### Exercise description
Locate all lines with the word "type" and copy them out.

### Excerpted data
[start]

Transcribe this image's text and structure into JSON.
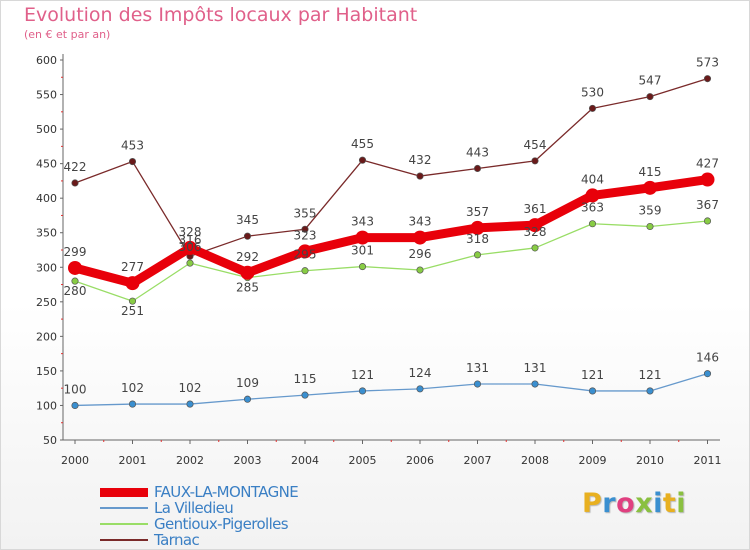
{
  "header": {
    "title": "Evolution des Impôts locaux par Habitant",
    "subtitle": "(en € et par an)"
  },
  "logo": {
    "letters": [
      "P",
      "r",
      "o",
      "x",
      "i",
      "t",
      "i"
    ],
    "colors": [
      "#e8b020",
      "#3a8fd0",
      "#e04080",
      "#8ac040",
      "#3a8fd0",
      "#e8b020",
      "#8ac040"
    ]
  },
  "chart_data": {
    "type": "line",
    "title": "Evolution des Impôts locaux par Habitant",
    "subtitle": "(en € et par an)",
    "xlabel": "",
    "ylabel": "",
    "ylim": [
      50,
      600
    ],
    "yticks": [
      50,
      100,
      150,
      200,
      250,
      300,
      350,
      400,
      450,
      500,
      550,
      600
    ],
    "x": [
      "2000",
      "2001",
      "2002",
      "2003",
      "2004",
      "2005",
      "2006",
      "2007",
      "2008",
      "2009",
      "2010",
      "2011"
    ],
    "grid": false,
    "legend_position": "bottom-left",
    "series": [
      {
        "name": "FAUX-LA-MONTAGNE",
        "color": "#e8000a",
        "marker_fill": "#e8000a",
        "weight": "heavy",
        "values": [
          299,
          277,
          328,
          292,
          323,
          343,
          343,
          357,
          361,
          404,
          415,
          427
        ]
      },
      {
        "name": "La Villedieu",
        "color": "#6699cc",
        "marker_fill": "#3a8fd0",
        "weight": "thin",
        "values": [
          100,
          102,
          102,
          109,
          115,
          121,
          124,
          131,
          131,
          121,
          121,
          146
        ]
      },
      {
        "name": "Gentioux-Pigerolles",
        "color": "#99dd66",
        "marker_fill": "#88cc44",
        "weight": "thin",
        "values": [
          280,
          251,
          306,
          285,
          295,
          301,
          296,
          318,
          328,
          363,
          359,
          367
        ]
      },
      {
        "name": "Tarnac",
        "color": "#7a2a2a",
        "marker_fill": "#6a1a1a",
        "weight": "thin",
        "values": [
          422,
          453,
          316,
          345,
          355,
          455,
          432,
          443,
          454,
          530,
          547,
          573
        ]
      }
    ]
  }
}
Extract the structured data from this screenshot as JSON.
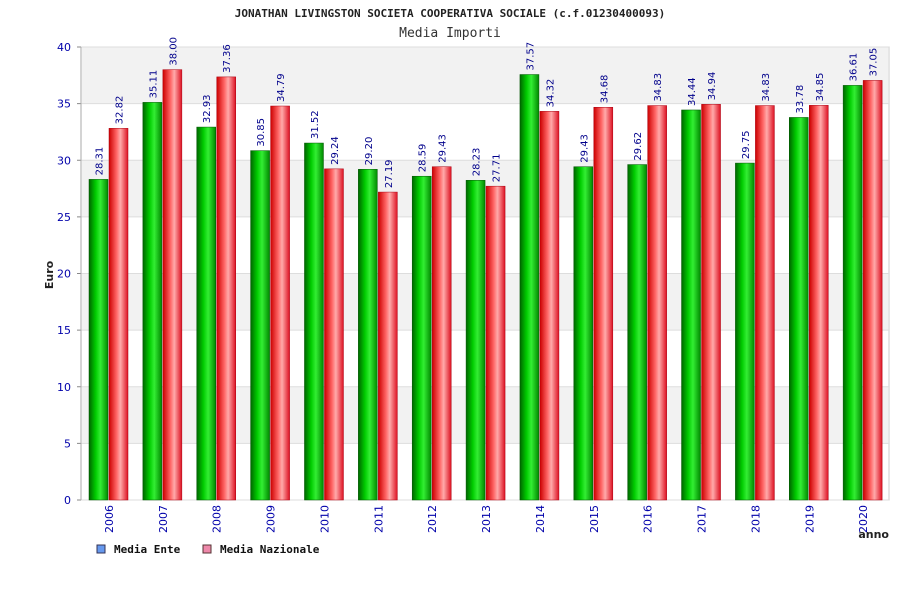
{
  "chart_data": {
    "type": "bar",
    "title": "JONATHAN LIVINGSTON SOCIETA COOPERATIVA SOCIALE (c.f.01230400093)",
    "subtitle": "Media Importi",
    "xlabel": "anno",
    "ylabel": "Euro",
    "ylim": [
      0,
      40
    ],
    "yticks": [
      0,
      5,
      10,
      15,
      20,
      25,
      30,
      35,
      40
    ],
    "grid": true,
    "legend_position": "bottom-left",
    "categories": [
      "2006",
      "2007",
      "2008",
      "2009",
      "2010",
      "2011",
      "2012",
      "2013",
      "2014",
      "2015",
      "2016",
      "2017",
      "2018",
      "2019",
      "2020"
    ],
    "series": [
      {
        "name": "Media Ente",
        "color": "#00aa00",
        "legend_color": "#6699ee",
        "values": [
          28.31,
          35.11,
          32.93,
          30.85,
          31.52,
          29.2,
          28.59,
          28.23,
          37.57,
          29.43,
          29.62,
          34.44,
          29.75,
          33.78,
          36.61
        ],
        "labels": [
          "28.31",
          "35.11",
          "32.93",
          "30.85",
          "31.52",
          "29.20",
          "28.59",
          "28.23",
          "37.57",
          "29.43",
          "29.62",
          "34.44",
          "29.75",
          "33.78",
          "36.61"
        ]
      },
      {
        "name": "Media Nazionale",
        "color": "#ee2233",
        "legend_color": "#ee88aa",
        "values": [
          32.82,
          38.0,
          37.36,
          34.79,
          29.24,
          27.19,
          29.43,
          27.71,
          34.32,
          34.68,
          34.83,
          34.94,
          34.83,
          34.85,
          37.05
        ],
        "labels": [
          "32.82",
          "38.00",
          "37.36",
          "34.79",
          "29.24",
          "27.19",
          "29.43",
          "27.71",
          "34.32",
          "34.68",
          "34.83",
          "34.94",
          "34.83",
          "34.85",
          "37.05"
        ]
      }
    ]
  }
}
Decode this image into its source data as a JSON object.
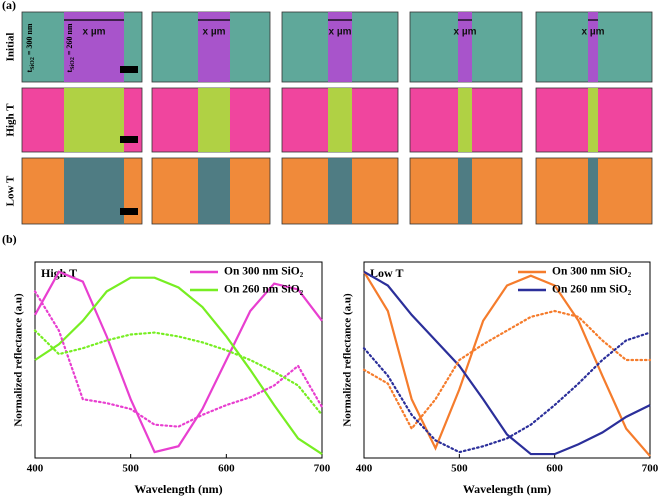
{
  "panel_a": {
    "label": "(a)",
    "row_labels": [
      "Initial",
      "High T",
      "Low T"
    ],
    "x_labels": [
      "x µm",
      "x µm",
      "x µm",
      "x µm",
      "x µm"
    ],
    "thickness_300": {
      "symbol": "t",
      "sub": "SiO2",
      "text": " = 300 nm"
    },
    "thickness_260": {
      "symbol": "t",
      "sub": "SiO2",
      "text": " = 260 nm"
    }
  },
  "panel_b_label": "(b)",
  "chart_data": [
    {
      "type": "line",
      "annotation": "High T",
      "xlabel": "Wavelength (nm)",
      "ylabel": "Normalized reflectance (a.u)",
      "xlim": [
        400,
        700
      ],
      "ylim": [
        0,
        1
      ],
      "xticks": [
        400,
        500,
        600,
        700
      ],
      "legend": "upper right",
      "x": [
        400,
        425,
        450,
        475,
        500,
        525,
        550,
        575,
        600,
        625,
        650,
        675,
        700
      ],
      "series": [
        {
          "name": "On 300 nm SiO₂",
          "color": "#e83fd0",
          "style": "solid",
          "values": [
            0.73,
            0.95,
            0.9,
            0.62,
            0.3,
            0.03,
            0.06,
            0.25,
            0.5,
            0.75,
            0.89,
            0.86,
            0.7
          ]
        },
        {
          "name": "On 260 nm SiO₂",
          "color": "#77ee22",
          "style": "solid",
          "values": [
            0.5,
            0.58,
            0.7,
            0.85,
            0.92,
            0.92,
            0.87,
            0.77,
            0.62,
            0.45,
            0.27,
            0.1,
            0.02
          ]
        },
        {
          "color": "#e83fd0",
          "style": "dotted",
          "values": [
            0.85,
            0.65,
            0.3,
            0.28,
            0.25,
            0.17,
            0.16,
            0.22,
            0.27,
            0.31,
            0.37,
            0.47,
            0.26
          ]
        },
        {
          "color": "#77ee22",
          "style": "dotted",
          "values": [
            0.65,
            0.53,
            0.56,
            0.6,
            0.63,
            0.64,
            0.62,
            0.59,
            0.55,
            0.5,
            0.44,
            0.37,
            0.22
          ]
        }
      ]
    },
    {
      "type": "line",
      "annotation": "Low T",
      "xlabel": "Wavelength (nm)",
      "ylabel": "Normalized reflectance (a.u)",
      "xlim": [
        400,
        700
      ],
      "ylim": [
        0,
        1
      ],
      "xticks": [
        400,
        500,
        600,
        700
      ],
      "legend": "upper right",
      "x": [
        400,
        425,
        450,
        475,
        500,
        525,
        550,
        575,
        600,
        625,
        650,
        675,
        700
      ],
      "series": [
        {
          "name": "On 300 nm SiO₂",
          "color": "#f57c2c",
          "style": "solid",
          "values": [
            0.95,
            0.75,
            0.3,
            0.05,
            0.35,
            0.7,
            0.88,
            0.93,
            0.88,
            0.7,
            0.42,
            0.15,
            0.01
          ]
        },
        {
          "name": "On 260 nm SiO₂",
          "color": "#2b2f9a",
          "style": "solid",
          "values": [
            0.95,
            0.88,
            0.73,
            0.6,
            0.47,
            0.3,
            0.12,
            0.02,
            0.02,
            0.07,
            0.13,
            0.21,
            0.27
          ]
        },
        {
          "color": "#f57c2c",
          "style": "dotted",
          "values": [
            0.45,
            0.38,
            0.15,
            0.3,
            0.5,
            0.58,
            0.65,
            0.72,
            0.75,
            0.72,
            0.6,
            0.5,
            0.5
          ]
        },
        {
          "color": "#2b2f9a",
          "style": "dotted",
          "values": [
            0.56,
            0.42,
            0.22,
            0.09,
            0.03,
            0.06,
            0.1,
            0.17,
            0.27,
            0.38,
            0.5,
            0.6,
            0.64
          ]
        }
      ]
    }
  ]
}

[end]

### Task output
    "type": "line",
    "type": "bar",
      "type": "line",
      "type": "line",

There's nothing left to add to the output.